Data rows -
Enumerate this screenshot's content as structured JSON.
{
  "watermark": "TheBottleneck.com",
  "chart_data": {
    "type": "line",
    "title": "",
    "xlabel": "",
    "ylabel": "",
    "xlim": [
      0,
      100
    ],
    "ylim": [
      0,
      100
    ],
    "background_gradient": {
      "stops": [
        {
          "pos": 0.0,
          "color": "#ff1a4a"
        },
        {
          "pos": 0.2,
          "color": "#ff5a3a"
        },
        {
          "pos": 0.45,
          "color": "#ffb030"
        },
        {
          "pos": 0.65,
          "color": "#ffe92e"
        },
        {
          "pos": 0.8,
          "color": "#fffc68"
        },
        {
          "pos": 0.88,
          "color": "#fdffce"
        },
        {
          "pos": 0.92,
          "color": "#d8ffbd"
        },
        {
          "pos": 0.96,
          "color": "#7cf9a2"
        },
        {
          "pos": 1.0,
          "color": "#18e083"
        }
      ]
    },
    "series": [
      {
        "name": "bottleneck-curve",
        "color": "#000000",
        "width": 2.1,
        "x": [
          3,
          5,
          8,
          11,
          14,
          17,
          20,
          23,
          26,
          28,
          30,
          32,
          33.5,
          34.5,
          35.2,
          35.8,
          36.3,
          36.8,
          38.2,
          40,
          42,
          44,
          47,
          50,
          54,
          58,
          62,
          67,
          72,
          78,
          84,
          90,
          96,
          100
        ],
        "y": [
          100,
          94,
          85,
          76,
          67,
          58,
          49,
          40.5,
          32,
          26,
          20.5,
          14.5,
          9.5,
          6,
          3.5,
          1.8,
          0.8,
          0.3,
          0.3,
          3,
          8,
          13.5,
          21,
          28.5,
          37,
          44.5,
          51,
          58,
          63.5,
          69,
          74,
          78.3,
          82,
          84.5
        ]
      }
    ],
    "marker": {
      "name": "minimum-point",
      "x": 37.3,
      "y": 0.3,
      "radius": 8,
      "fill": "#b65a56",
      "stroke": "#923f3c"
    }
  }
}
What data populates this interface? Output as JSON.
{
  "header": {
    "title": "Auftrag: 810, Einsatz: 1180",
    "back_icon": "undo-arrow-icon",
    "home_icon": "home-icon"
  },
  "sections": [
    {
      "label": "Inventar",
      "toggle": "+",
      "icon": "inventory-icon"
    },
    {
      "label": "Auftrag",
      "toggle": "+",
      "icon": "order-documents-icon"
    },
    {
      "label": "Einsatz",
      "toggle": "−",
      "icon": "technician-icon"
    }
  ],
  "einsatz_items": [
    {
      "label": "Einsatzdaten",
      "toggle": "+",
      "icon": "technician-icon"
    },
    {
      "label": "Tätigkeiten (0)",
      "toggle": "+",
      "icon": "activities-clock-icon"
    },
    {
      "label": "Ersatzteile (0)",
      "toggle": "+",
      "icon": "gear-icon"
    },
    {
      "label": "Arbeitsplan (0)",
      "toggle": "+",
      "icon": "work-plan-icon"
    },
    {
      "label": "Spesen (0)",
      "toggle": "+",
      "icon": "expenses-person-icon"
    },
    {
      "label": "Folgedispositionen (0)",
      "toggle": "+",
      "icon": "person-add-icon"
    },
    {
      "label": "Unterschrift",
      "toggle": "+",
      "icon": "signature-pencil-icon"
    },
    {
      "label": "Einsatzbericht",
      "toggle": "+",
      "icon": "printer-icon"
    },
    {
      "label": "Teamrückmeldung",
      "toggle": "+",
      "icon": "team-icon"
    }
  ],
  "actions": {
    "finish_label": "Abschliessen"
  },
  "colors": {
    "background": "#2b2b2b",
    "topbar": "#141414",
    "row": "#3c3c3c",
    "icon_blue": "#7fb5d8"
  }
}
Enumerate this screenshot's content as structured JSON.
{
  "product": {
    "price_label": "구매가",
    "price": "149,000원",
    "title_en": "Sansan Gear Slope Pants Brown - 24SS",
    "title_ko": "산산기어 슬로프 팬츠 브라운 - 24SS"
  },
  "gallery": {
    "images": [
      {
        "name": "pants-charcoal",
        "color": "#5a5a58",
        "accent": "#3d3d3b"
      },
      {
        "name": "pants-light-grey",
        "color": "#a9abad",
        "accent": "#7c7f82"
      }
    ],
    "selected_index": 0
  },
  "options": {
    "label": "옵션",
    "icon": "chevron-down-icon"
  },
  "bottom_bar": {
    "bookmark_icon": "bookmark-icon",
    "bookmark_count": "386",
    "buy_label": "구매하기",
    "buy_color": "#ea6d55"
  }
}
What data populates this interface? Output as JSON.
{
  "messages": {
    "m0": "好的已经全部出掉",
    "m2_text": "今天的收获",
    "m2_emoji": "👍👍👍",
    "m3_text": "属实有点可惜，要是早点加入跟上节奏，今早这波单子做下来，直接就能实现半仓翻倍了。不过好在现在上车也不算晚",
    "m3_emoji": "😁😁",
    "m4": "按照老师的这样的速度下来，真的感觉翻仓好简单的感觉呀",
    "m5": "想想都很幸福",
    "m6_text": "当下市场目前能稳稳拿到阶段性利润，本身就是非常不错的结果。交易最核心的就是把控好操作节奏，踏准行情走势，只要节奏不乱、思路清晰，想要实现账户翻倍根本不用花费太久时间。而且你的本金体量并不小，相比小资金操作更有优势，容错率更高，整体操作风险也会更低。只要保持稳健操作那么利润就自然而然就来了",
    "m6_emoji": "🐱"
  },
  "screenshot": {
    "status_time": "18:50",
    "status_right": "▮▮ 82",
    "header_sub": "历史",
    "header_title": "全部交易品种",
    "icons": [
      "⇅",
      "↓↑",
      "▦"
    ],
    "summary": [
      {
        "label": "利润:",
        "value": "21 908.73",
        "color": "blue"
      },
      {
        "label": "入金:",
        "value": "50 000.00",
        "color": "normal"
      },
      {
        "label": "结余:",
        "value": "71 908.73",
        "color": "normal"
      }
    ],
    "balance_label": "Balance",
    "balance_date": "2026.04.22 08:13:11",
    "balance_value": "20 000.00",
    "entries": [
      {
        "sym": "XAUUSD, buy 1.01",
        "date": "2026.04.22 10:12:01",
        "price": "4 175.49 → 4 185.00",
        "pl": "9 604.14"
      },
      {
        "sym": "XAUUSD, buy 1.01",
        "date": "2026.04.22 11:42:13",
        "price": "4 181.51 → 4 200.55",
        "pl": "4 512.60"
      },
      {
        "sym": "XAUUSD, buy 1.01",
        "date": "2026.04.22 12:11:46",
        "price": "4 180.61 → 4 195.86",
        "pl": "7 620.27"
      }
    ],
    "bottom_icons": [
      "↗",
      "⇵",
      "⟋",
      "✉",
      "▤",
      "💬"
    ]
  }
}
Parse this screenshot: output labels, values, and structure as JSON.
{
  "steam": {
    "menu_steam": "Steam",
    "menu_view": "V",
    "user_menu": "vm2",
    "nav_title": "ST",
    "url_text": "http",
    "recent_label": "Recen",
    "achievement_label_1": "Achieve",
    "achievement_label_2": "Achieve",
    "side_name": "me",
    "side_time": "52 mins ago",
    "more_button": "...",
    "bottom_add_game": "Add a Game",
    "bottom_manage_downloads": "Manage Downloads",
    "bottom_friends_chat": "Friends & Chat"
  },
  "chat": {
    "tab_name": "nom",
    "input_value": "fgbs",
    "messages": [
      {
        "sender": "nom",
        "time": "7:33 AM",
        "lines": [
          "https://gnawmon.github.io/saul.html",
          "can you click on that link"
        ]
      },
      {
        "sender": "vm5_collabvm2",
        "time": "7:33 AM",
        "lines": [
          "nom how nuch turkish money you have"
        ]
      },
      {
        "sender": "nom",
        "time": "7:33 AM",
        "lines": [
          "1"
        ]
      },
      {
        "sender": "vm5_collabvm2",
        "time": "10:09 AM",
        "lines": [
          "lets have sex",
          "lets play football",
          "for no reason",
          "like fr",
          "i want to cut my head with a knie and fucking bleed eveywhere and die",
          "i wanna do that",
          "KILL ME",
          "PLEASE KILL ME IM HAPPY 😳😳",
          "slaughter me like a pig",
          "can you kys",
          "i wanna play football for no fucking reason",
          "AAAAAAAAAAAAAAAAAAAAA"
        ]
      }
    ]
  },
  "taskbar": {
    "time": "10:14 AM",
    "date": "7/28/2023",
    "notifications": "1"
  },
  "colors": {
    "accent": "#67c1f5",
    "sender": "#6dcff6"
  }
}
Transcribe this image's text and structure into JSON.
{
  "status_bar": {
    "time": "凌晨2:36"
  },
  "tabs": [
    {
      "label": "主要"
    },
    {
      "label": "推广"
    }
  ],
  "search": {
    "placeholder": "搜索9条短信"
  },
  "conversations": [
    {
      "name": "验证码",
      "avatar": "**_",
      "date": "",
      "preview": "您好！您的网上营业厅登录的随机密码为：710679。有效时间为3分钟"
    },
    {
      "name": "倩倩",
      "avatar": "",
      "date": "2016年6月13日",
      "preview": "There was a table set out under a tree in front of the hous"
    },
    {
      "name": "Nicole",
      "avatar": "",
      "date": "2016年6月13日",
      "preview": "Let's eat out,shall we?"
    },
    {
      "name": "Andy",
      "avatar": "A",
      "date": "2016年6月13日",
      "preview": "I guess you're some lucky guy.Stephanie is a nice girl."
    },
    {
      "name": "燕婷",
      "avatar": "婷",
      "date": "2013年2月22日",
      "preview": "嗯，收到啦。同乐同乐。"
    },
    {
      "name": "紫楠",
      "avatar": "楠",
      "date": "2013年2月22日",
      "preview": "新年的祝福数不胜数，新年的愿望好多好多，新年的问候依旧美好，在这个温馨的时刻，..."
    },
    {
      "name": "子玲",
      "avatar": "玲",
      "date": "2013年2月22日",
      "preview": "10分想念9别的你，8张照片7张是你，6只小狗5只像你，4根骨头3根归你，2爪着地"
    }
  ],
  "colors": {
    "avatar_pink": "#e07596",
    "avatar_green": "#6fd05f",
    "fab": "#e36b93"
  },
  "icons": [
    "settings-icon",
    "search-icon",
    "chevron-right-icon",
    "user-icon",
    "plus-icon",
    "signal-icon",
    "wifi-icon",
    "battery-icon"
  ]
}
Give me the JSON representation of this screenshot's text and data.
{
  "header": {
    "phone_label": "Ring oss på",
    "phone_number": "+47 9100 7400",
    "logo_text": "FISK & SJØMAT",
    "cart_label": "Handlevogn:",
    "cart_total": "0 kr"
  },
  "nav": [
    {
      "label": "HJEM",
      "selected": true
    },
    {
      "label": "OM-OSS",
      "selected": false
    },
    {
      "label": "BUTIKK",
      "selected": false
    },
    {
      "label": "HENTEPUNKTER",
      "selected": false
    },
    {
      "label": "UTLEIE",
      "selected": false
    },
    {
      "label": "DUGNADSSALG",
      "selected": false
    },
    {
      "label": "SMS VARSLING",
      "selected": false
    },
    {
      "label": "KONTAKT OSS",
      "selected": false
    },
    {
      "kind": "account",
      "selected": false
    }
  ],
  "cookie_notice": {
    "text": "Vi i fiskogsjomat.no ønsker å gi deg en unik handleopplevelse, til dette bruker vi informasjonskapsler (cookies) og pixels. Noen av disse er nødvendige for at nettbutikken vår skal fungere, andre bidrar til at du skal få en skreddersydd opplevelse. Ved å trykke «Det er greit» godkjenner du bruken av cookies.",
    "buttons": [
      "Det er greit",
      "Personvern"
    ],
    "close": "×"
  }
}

Brief -
Pull out every line of the entries that includes the word "screenshot".

Reply -
Enumerate this screenshot's content as structured JSON.
Enumerate this screenshot's content as structured JSON.
  "screenshot": {
Parse this screenshot: output labels, values, and structure as JSON.
Give me the JSON representation of this screenshot's text and data.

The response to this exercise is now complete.